◆ INSTRUCTIONS TO FOLLOW ◆
Can you write out the whole listing exactly?
%%
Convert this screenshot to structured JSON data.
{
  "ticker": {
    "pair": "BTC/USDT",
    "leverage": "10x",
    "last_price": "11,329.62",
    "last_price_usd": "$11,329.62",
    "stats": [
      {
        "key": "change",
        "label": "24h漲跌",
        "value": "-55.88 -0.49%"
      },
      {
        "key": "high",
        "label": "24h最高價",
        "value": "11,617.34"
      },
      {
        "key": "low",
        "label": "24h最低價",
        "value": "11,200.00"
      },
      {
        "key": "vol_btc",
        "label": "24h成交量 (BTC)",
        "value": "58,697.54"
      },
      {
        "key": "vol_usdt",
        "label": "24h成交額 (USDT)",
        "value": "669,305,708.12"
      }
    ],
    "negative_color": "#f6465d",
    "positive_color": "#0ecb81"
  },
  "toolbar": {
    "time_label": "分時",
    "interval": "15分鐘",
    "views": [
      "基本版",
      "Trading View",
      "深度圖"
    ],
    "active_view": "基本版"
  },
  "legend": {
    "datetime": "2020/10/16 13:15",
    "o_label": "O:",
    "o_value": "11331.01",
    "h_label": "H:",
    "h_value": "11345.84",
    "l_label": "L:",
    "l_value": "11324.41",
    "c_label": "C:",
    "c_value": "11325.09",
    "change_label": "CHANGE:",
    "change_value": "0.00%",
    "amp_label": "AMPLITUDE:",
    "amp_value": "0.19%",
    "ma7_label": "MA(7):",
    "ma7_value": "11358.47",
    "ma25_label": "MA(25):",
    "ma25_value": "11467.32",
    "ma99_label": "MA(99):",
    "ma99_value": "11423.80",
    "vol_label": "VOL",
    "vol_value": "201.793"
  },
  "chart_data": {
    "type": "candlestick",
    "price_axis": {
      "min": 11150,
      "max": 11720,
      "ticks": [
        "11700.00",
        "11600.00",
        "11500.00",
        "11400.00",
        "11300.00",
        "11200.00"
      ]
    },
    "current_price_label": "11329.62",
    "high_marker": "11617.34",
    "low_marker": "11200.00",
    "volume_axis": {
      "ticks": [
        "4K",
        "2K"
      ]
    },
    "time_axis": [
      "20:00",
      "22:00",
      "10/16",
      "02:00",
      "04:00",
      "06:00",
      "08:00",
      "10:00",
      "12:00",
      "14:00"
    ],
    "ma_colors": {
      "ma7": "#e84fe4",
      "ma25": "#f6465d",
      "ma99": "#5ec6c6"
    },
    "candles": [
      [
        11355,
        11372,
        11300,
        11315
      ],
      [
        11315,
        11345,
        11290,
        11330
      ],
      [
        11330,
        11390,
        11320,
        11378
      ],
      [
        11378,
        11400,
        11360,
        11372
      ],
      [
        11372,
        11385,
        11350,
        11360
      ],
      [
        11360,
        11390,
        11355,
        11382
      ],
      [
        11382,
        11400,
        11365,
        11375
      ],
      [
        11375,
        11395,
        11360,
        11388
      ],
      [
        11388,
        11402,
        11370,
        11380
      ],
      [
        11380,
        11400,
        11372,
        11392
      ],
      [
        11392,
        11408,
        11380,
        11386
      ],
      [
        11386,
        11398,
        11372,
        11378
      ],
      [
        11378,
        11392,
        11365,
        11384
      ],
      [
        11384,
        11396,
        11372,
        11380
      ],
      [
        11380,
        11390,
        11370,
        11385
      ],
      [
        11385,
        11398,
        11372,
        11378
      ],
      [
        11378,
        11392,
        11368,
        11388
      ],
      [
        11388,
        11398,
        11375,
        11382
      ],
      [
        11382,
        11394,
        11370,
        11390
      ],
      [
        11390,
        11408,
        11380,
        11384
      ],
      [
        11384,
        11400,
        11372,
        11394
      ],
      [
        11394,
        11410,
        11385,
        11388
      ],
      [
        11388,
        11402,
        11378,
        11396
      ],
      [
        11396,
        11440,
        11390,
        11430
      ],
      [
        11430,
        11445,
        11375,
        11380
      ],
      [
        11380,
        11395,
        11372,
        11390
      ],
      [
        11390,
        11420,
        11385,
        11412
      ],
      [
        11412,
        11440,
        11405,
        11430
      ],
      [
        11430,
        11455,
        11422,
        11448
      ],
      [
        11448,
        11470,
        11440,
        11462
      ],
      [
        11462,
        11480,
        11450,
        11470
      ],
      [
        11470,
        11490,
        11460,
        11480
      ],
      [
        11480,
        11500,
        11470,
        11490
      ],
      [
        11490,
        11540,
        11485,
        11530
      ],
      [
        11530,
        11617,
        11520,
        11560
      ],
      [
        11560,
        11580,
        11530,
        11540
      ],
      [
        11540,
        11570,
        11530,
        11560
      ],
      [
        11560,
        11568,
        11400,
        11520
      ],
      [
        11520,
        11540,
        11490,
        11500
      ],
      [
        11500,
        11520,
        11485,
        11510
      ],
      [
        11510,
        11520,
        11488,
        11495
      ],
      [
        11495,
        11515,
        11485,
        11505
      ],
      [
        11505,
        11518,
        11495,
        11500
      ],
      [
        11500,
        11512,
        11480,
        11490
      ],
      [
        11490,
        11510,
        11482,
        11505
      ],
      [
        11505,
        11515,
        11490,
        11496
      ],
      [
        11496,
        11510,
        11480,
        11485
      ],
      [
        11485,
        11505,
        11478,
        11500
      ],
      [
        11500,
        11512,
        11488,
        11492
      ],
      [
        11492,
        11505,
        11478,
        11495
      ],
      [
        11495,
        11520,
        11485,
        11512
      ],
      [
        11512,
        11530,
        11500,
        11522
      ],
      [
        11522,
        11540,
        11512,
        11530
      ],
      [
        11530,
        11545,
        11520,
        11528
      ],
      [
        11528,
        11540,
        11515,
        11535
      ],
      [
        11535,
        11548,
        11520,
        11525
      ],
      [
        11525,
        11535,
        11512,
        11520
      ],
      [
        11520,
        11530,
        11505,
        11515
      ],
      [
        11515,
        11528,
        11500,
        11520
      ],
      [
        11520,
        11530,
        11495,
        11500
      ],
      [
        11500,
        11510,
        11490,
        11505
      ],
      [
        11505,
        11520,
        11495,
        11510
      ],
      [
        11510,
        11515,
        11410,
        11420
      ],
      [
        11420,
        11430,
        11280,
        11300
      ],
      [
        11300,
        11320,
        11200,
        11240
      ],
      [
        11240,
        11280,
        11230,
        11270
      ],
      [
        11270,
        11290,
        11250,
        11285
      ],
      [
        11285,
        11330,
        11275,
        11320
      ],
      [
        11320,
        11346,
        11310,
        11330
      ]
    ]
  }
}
%%
◆ RESPONSE ◆
Convert this screenshot to structured JSON data.
{
  "ticker": {
    "pair": "BTC/USDT",
    "leverage": "10x",
    "last_price": "11,329.62",
    "last_price_usd": "$11,329.62",
    "stats": [
      {
        "key": "change",
        "label": "24h漲跌",
        "value": "-55.88 -0.49%"
      },
      {
        "key": "high",
        "label": "24h最高價",
        "value": "11,617.34"
      },
      {
        "key": "low",
        "label": "24h最低價",
        "value": "11,200.00"
      },
      {
        "key": "vol_btc",
        "label": "24h成交量 (BTC)",
        "value": "58,697.54"
      },
      {
        "key": "vol_usdt",
        "label": "24h成交額 (USDT)",
        "value": "669,305,708.12"
      }
    ],
    "negative_color": "#f6465d",
    "positive_color": "#0ecb81"
  },
  "toolbar": {
    "time_label": "分時",
    "interval": "15分鐘",
    "views": [
      "基本版",
      "Trading View",
      "深度圖"
    ],
    "active_view": "基本版"
  },
  "legend": {
    "datetime": "2020/10/16 13:15",
    "o_label": "O:",
    "o_value": "11331.01",
    "h_label": "H:",
    "h_value": "11345.84",
    "l_label": "L:",
    "l_value": "11324.41",
    "c_label": "C:",
    "c_value": "11325.09",
    "change_label": "CHANGE:",
    "change_value": "0.00%",
    "amp_label": "AMPLITUDE:",
    "amp_value": "0.19%",
    "ma7_label": "MA(7):",
    "ma7_value": "11358.47",
    "ma25_label": "MA(25):",
    "ma25_value": "11467.32",
    "ma99_label": "MA(99):",
    "ma99_value": "11423.80",
    "vol_label": "VOL",
    "vol_value": "201.793"
  },
  "chart_data": {
    "type": "candlestick",
    "price_axis": {
      "min": 11150,
      "max": 11720,
      "ticks": [
        "11700.00",
        "11600.00",
        "11500.00",
        "11400.00",
        "11300.00",
        "11200.00"
      ]
    },
    "current_price_label": "11329.62",
    "high_marker": "11617.34",
    "low_marker": "11200.00",
    "volume_axis": {
      "ticks": [
        "4K",
        "2K"
      ]
    },
    "time_axis": [
      "20:00",
      "22:00",
      "10/16",
      "02:00",
      "04:00",
      "06:00",
      "08:00",
      "10:00",
      "12:00",
      "14:00"
    ],
    "ma_colors": {
      "ma7": "#e84fe4",
      "ma25": "#f6465d",
      "ma99": "#5ec6c6"
    },
    "candles": [
      [
        11355,
        11372,
        11300,
        11315
      ],
      [
        11315,
        11345,
        11290,
        11330
      ],
      [
        11330,
        11390,
        11320,
        11378
      ],
      [
        11378,
        11400,
        11360,
        11372
      ],
      [
        11372,
        11385,
        11350,
        11360
      ],
      [
        11360,
        11390,
        11355,
        11382
      ],
      [
        11382,
        11400,
        11365,
        11375
      ],
      [
        11375,
        11395,
        11360,
        11388
      ],
      [
        11388,
        11402,
        11370,
        11380
      ],
      [
        11380,
        11400,
        11372,
        11392
      ],
      [
        11392,
        11408,
        11380,
        11386
      ],
      [
        11386,
        11398,
        11372,
        11378
      ],
      [
        11378,
        11392,
        11365,
        11384
      ],
      [
        11384,
        11396,
        11372,
        11380
      ],
      [
        11380,
        11390,
        11370,
        11385
      ],
      [
        11385,
        11398,
        11372,
        11378
      ],
      [
        11378,
        11392,
        11368,
        11388
      ],
      [
        11388,
        11398,
        11375,
        11382
      ],
      [
        11382,
        11394,
        11370,
        11390
      ],
      [
        11390,
        11408,
        11380,
        11384
      ],
      [
        11384,
        11400,
        11372,
        11394
      ],
      [
        11394,
        11410,
        11385,
        11388
      ],
      [
        11388,
        11402,
        11378,
        11396
      ],
      [
        11396,
        11440,
        11390,
        11430
      ],
      [
        11430,
        11445,
        11375,
        11380
      ],
      [
        11380,
        11395,
        11372,
        11390
      ],
      [
        11390,
        11420,
        11385,
        11412
      ],
      [
        11412,
        11440,
        11405,
        11430
      ],
      [
        11430,
        11455,
        11422,
        11448
      ],
      [
        11448,
        11470,
        11440,
        11462
      ],
      [
        11462,
        11480,
        11450,
        11470
      ],
      [
        11470,
        11490,
        11460,
        11480
      ],
      [
        11480,
        11500,
        11470,
        11490
      ],
      [
        11490,
        11540,
        11485,
        11530
      ],
      [
        11530,
        11617,
        11520,
        11560
      ],
      [
        11560,
        11580,
        11530,
        11540
      ],
      [
        11540,
        11570,
        11530,
        11560
      ],
      [
        11560,
        11568,
        11400,
        11520
      ],
      [
        11520,
        11540,
        11490,
        11500
      ],
      [
        11500,
        11520,
        11485,
        11510
      ],
      [
        11510,
        11520,
        11488,
        11495
      ],
      [
        11495,
        11515,
        11485,
        11505
      ],
      [
        11505,
        11518,
        11495,
        11500
      ],
      [
        11500,
        11512,
        11480,
        11490
      ],
      [
        11490,
        11510,
        11482,
        11505
      ],
      [
        11505,
        11515,
        11490,
        11496
      ],
      [
        11496,
        11510,
        11480,
        11485
      ],
      [
        11485,
        11505,
        11478,
        11500
      ],
      [
        11500,
        11512,
        11488,
        11492
      ],
      [
        11492,
        11505,
        11478,
        11495
      ],
      [
        11495,
        11520,
        11485,
        11512
      ],
      [
        11512,
        11530,
        11500,
        11522
      ],
      [
        11522,
        11540,
        11512,
        11530
      ],
      [
        11530,
        11545,
        11520,
        11528
      ],
      [
        11528,
        11540,
        11515,
        11535
      ],
      [
        11535,
        11548,
        11520,
        11525
      ],
      [
        11525,
        11535,
        11512,
        11520
      ],
      [
        11520,
        11530,
        11505,
        11515
      ],
      [
        11515,
        11528,
        11500,
        11520
      ],
      [
        11520,
        11530,
        11495,
        11500
      ],
      [
        11500,
        11510,
        11490,
        11505
      ],
      [
        11505,
        11520,
        11495,
        11510
      ],
      [
        11510,
        11515,
        11410,
        11420
      ],
      [
        11420,
        11430,
        11280,
        11300
      ],
      [
        11300,
        11320,
        11200,
        11240
      ],
      [
        11240,
        11280,
        11230,
        11270
      ],
      [
        11270,
        11290,
        11250,
        11285
      ],
      [
        11285,
        11330,
        11275,
        11320
      ],
      [
        11320,
        11346,
        11310,
        11330
      ]
    ]
  }
}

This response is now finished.